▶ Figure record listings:
※
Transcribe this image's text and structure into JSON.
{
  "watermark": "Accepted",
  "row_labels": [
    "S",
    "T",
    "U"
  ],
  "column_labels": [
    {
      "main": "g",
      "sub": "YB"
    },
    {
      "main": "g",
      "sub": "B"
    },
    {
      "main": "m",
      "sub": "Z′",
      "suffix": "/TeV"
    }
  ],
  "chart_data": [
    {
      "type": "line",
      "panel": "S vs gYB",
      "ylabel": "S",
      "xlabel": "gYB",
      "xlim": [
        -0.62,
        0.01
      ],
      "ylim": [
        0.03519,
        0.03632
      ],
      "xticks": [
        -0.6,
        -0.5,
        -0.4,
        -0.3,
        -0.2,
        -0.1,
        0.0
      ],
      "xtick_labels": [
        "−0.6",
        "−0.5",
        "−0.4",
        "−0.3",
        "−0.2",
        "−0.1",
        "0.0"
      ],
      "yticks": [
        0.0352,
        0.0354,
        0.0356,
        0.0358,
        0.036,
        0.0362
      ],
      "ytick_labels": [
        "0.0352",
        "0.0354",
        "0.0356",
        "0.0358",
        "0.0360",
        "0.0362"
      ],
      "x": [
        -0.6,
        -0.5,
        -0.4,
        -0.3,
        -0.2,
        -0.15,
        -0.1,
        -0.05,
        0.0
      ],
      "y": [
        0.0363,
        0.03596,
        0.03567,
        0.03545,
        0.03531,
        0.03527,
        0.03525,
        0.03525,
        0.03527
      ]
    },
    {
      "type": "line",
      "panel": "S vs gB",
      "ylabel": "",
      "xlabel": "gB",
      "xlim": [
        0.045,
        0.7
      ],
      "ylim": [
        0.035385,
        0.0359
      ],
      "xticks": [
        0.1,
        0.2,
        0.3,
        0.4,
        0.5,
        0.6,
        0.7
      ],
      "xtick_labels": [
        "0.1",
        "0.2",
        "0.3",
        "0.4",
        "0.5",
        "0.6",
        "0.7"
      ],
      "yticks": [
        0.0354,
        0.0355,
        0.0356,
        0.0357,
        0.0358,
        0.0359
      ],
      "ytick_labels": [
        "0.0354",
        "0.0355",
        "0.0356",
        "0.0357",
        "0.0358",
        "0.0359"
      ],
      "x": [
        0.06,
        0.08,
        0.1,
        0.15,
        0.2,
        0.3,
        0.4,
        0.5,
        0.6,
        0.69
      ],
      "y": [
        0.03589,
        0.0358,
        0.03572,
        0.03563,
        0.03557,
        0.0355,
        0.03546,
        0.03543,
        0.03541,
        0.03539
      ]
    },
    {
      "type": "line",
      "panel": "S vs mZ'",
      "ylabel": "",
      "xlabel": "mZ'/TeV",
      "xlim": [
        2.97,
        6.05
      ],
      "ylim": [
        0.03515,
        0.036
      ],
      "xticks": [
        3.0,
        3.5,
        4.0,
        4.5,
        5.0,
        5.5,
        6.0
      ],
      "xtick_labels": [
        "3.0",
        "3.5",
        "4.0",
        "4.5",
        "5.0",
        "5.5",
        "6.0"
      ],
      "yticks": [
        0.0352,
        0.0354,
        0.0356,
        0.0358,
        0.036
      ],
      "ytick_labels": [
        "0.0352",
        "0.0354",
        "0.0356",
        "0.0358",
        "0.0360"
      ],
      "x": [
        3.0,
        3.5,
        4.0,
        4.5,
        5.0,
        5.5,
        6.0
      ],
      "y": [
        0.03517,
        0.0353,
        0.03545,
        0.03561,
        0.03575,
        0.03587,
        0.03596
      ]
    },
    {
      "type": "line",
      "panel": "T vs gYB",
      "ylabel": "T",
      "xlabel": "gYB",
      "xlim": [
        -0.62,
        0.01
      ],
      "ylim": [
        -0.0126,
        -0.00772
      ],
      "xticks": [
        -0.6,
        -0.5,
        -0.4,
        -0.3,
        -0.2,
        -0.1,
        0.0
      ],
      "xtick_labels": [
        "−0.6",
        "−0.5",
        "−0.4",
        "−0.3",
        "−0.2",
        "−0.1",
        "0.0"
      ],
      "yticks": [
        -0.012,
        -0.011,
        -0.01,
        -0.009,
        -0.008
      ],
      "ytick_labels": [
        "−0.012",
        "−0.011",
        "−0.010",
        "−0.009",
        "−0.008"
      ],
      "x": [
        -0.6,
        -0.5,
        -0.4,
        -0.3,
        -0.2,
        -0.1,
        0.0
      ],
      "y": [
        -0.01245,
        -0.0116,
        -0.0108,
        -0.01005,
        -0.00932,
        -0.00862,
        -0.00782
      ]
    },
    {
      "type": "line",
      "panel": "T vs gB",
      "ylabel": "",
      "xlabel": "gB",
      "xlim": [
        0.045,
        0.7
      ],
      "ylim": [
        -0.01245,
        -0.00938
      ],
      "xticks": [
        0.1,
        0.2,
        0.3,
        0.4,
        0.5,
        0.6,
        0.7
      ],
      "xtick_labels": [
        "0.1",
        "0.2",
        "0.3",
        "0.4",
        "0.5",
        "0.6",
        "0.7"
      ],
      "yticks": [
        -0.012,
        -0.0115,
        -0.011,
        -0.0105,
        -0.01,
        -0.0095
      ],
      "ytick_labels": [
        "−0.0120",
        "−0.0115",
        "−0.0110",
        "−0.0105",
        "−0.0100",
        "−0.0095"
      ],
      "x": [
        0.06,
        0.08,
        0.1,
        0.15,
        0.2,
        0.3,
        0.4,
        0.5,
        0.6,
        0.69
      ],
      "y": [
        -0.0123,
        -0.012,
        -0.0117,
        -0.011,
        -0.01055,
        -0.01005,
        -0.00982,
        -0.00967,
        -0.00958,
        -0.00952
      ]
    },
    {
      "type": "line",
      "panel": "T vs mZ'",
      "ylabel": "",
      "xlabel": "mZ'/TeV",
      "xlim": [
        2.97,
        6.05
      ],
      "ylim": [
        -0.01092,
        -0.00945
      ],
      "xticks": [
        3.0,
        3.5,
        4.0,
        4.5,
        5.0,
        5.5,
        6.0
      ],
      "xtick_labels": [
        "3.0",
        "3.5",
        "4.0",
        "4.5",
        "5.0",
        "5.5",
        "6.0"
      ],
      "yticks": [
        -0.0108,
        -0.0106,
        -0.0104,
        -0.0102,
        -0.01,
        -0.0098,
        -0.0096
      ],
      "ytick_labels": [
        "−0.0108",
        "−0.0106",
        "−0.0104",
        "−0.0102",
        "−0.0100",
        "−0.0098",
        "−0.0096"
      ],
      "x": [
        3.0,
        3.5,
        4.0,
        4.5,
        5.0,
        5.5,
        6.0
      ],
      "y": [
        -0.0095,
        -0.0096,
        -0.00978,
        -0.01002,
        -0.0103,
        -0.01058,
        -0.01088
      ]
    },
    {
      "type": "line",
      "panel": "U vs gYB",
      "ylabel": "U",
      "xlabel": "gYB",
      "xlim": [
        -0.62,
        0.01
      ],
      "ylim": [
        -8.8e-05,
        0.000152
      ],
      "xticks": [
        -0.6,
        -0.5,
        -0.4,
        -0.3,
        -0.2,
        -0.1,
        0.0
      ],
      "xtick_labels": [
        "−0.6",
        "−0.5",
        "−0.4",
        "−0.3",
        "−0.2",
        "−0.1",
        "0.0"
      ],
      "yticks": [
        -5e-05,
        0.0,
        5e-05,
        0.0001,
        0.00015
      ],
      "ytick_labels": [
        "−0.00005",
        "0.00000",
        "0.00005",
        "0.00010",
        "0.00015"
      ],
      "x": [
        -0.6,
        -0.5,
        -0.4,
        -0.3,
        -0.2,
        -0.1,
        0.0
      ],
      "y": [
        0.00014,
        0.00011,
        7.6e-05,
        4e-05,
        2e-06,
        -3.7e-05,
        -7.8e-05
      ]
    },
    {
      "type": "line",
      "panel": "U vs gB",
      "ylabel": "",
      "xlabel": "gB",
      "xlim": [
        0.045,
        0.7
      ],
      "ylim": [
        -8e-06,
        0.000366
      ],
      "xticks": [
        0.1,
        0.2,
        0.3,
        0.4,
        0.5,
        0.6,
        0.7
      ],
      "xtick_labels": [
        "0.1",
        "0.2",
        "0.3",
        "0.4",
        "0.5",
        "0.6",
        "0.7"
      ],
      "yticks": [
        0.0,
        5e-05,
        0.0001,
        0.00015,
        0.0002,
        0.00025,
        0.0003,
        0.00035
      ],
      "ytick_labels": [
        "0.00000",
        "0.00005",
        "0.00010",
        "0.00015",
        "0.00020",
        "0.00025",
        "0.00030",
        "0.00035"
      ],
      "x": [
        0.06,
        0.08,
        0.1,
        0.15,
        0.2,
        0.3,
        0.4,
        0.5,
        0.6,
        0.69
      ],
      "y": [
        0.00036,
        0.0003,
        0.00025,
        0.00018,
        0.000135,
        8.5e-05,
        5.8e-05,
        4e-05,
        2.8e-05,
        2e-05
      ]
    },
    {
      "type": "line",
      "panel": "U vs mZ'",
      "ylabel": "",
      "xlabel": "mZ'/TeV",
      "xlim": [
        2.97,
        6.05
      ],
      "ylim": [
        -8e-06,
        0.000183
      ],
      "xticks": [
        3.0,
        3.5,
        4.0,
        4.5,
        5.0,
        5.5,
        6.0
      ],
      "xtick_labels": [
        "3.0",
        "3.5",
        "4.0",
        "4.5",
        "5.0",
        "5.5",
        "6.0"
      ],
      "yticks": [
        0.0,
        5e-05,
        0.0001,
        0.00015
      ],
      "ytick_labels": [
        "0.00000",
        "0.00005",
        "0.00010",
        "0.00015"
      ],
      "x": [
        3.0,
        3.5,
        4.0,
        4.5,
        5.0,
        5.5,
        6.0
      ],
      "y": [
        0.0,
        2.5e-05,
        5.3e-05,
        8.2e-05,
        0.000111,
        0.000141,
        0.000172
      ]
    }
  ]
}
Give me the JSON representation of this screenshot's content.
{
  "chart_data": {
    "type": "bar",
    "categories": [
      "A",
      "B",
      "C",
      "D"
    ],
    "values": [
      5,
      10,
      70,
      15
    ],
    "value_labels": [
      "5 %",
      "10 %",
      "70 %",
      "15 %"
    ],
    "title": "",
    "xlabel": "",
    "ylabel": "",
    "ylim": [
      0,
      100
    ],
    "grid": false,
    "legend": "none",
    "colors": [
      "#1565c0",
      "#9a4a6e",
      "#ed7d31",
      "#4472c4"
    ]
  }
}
※
▶ What you need to do:
Only lines holding the string "JSON" are wanted; gather each one from the entries above.

▶ Result:
Transcribe this image's text and structure into JSON.
Give me the JSON representation of this screenshot's content.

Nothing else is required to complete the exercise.